start INFORMATION PROVIDED
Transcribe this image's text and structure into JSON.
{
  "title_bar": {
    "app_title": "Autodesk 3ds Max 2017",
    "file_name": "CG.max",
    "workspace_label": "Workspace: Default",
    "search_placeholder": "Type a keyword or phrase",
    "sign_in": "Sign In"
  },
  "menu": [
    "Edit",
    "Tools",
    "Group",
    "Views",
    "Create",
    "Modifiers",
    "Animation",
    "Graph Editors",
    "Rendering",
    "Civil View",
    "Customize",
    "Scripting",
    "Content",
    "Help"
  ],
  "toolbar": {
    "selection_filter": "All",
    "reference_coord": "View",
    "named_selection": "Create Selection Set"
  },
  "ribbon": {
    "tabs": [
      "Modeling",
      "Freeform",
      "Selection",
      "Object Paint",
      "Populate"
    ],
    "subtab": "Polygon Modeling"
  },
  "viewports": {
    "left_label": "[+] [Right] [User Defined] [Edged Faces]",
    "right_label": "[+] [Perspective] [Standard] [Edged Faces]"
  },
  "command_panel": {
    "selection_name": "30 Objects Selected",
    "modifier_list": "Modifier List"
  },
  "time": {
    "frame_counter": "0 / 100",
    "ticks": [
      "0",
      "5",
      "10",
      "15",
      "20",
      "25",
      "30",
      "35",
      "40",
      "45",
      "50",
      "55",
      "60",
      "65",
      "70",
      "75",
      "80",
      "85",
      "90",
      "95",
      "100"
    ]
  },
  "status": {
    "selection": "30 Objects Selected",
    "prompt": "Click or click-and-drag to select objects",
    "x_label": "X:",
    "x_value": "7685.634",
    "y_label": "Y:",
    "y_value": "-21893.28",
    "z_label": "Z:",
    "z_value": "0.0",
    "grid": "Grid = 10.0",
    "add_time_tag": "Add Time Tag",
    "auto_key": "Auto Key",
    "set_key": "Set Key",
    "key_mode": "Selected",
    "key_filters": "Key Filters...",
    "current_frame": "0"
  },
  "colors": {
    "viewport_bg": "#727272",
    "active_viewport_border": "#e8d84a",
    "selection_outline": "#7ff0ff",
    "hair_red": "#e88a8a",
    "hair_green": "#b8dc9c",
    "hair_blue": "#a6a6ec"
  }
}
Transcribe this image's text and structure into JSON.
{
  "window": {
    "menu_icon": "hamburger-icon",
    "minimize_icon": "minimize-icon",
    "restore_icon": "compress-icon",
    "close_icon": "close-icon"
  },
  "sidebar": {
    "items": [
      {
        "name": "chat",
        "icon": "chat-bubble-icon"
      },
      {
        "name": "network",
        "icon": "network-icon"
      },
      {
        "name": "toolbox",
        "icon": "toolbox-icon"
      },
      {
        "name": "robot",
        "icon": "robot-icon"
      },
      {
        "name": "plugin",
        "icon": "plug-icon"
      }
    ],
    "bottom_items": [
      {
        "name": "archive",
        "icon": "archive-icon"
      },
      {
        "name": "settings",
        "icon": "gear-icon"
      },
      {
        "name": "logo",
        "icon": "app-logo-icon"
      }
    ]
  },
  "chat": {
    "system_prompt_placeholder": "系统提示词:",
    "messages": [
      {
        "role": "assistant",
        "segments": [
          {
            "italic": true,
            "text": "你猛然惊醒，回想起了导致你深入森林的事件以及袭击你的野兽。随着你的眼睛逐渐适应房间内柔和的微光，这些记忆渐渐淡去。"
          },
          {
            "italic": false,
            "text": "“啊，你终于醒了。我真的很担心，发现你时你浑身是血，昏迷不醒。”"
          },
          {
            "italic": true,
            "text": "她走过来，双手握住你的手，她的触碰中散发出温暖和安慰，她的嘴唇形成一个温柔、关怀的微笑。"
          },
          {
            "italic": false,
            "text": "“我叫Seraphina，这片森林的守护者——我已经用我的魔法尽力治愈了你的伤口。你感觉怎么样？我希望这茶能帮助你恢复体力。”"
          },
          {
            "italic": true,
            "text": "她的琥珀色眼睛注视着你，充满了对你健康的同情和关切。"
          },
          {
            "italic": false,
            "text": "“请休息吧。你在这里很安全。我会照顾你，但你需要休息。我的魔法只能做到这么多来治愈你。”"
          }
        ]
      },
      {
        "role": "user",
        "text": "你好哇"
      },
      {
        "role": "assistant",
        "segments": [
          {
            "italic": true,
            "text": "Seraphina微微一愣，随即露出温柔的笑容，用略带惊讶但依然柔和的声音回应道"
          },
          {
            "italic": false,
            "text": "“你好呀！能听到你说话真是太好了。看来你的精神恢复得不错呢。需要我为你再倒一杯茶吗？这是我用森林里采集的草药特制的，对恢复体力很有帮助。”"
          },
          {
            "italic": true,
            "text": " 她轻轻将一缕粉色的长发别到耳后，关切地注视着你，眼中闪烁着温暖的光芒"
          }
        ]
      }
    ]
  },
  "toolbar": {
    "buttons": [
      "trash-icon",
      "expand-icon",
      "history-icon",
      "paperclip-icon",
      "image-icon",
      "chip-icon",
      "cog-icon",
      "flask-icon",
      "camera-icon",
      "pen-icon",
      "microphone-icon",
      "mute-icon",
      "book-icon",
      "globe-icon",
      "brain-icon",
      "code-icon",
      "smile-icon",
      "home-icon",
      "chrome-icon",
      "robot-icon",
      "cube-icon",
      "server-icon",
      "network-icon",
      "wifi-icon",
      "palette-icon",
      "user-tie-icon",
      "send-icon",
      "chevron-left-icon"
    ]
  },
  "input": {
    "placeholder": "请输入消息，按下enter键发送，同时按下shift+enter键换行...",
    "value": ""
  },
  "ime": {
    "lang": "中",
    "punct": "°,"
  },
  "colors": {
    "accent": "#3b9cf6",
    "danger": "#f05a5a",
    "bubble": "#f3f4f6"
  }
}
end INFORMATION PROVIDED
Set all of the records down again, exactly as they stand.

Transcribe this image's text and structure into JSON.
{
  "title_bar": {
    "app_title": "Autodesk 3ds Max 2017",
    "file_name": "CG.max",
    "workspace_label": "Workspace: Default",
    "search_placeholder": "Type a keyword or phrase",
    "sign_in": "Sign In"
  },
  "menu": [
    "Edit",
    "Tools",
    "Group",
    "Views",
    "Create",
    "Modifiers",
    "Animation",
    "Graph Editors",
    "Rendering",
    "Civil View",
    "Customize",
    "Scripting",
    "Content",
    "Help"
  ],
  "toolbar": {
    "selection_filter": "All",
    "reference_coord": "View",
    "named_selection": "Create Selection Set"
  },
  "ribbon": {
    "tabs": [
      "Modeling",
      "Freeform",
      "Selection",
      "Object Paint",
      "Populate"
    ],
    "subtab": "Polygon Modeling"
  },
  "viewports": {
    "left_label": "[+] [Right] [User Defined] [Edged Faces]",
    "right_label": "[+] [Perspective] [Standard] [Edged Faces]"
  },
  "command_panel": {
    "selection_name": "30 Objects Selected",
    "modifier_list": "Modifier List"
  },
  "time": {
    "frame_counter": "0 / 100",
    "ticks": [
      "0",
      "5",
      "10",
      "15",
      "20",
      "25",
      "30",
      "35",
      "40",
      "45",
      "50",
      "55",
      "60",
      "65",
      "70",
      "75",
      "80",
      "85",
      "90",
      "95",
      "100"
    ]
  },
  "status": {
    "selection": "30 Objects Selected",
    "prompt": "Click or click-and-drag to select objects",
    "x_label": "X:",
    "x_value": "7685.634",
    "y_label": "Y:",
    "y_value": "-21893.28",
    "z_label": "Z:",
    "z_value": "0.0",
    "grid": "Grid = 10.0",
    "add_time_tag": "Add Time Tag",
    "auto_key": "Auto Key",
    "set_key": "Set Key",
    "key_mode": "Selected",
    "key_filters": "Key Filters...",
    "current_frame": "0"
  },
  "colors": {
    "viewport_bg": "#727272",
    "active_viewport_border": "#e8d84a",
    "selection_outline": "#7ff0ff",
    "hair_red": "#e88a8a",
    "hair_green": "#b8dc9c",
    "hair_blue": "#a6a6ec"
  }
}
Transcribe this image's text and structure into JSON.
{
  "window": {
    "menu_icon": "hamburger-icon",
    "minimize_icon": "minimize-icon",
    "restore_icon": "compress-icon",
    "close_icon": "close-icon"
  },
  "sidebar": {
    "items": [
      {
        "name": "chat",
        "icon": "chat-bubble-icon"
      },
      {
        "name": "network",
        "icon": "network-icon"
      },
      {
        "name": "toolbox",
        "icon": "toolbox-icon"
      },
      {
        "name": "robot",
        "icon": "robot-icon"
      },
      {
        "name": "plugin",
        "icon": "plug-icon"
      }
    ],
    "bottom_items": [
      {
        "name": "archive",
        "icon": "archive-icon"
      },
      {
        "name": "settings",
        "icon": "gear-icon"
      },
      {
        "name": "logo",
        "icon": "app-logo-icon"
      }
    ]
  },
  "chat": {
    "system_prompt_placeholder": "系统提示词:",
    "messages": [
      {
        "role": "assistant",
        "segments": [
          {
            "italic": true,
            "text": "你猛然惊醒，回想起了导致你深入森林的事件以及袭击你的野兽。随着你的眼睛逐渐适应房间内柔和的微光，这些记忆渐渐淡去。"
          },
          {
            "italic": false,
            "text": "“啊，你终于醒了。我真的很担心，发现你时你浑身是血，昏迷不醒。”"
          },
          {
            "italic": true,
            "text": "她走过来，双手握住你的手，她的触碰中散发出温暖和安慰，她的嘴唇形成一个温柔、关怀的微笑。"
          },
          {
            "italic": false,
            "text": "“我叫Seraphina，这片森林的守护者——我已经用我的魔法尽力治愈了你的伤口。你感觉怎么样？我希望这茶能帮助你恢复体力。”"
          },
          {
            "italic": true,
            "text": "她的琥珀色眼睛注视着你，充满了对你健康的同情和关切。"
          },
          {
            "italic": false,
            "text": "“请休息吧。你在这里很安全。我会照顾你，但你需要休息。我的魔法只能做到这么多来治愈你。”"
          }
        ]
      },
      {
        "role": "user",
        "text": "你好哇"
      },
      {
        "role": "assistant",
        "segments": [
          {
            "italic": true,
            "text": "Seraphina微微一愣，随即露出温柔的笑容，用略带惊讶但依然柔和的声音回应道"
          },
          {
            "italic": false,
            "text": "“你好呀！能听到你说话真是太好了。看来你的精神恢复得不错呢。需要我为你再倒一杯茶吗？这是我用森林里采集的草药特制的，对恢复体力很有帮助。”"
          },
          {
            "italic": true,
            "text": " 她轻轻将一缕粉色的长发别到耳后，关切地注视着你，眼中闪烁着温暖的光芒"
          }
        ]
      }
    ]
  },
  "toolbar": {
    "buttons": [
      "trash-icon",
      "expand-icon",
      "history-icon",
      "paperclip-icon",
      "image-icon",
      "chip-icon",
      "cog-icon",
      "flask-icon",
      "camera-icon",
      "pen-icon",
      "microphone-icon",
      "mute-icon",
      "book-icon",
      "globe-icon",
      "brain-icon",
      "code-icon",
      "smile-icon",
      "home-icon",
      "chrome-icon",
      "robot-icon",
      "cube-icon",
      "server-icon",
      "network-icon",
      "wifi-icon",
      "palette-icon",
      "user-tie-icon",
      "send-icon",
      "chevron-left-icon"
    ]
  },
  "input": {
    "placeholder": "请输入消息，按下enter键发送，同时按下shift+enter键换行...",
    "value": ""
  },
  "ime": {
    "lang": "中",
    "punct": "°,"
  },
  "colors": {
    "accent": "#3b9cf6",
    "danger": "#f05a5a",
    "bubble": "#f3f4f6"
  }
}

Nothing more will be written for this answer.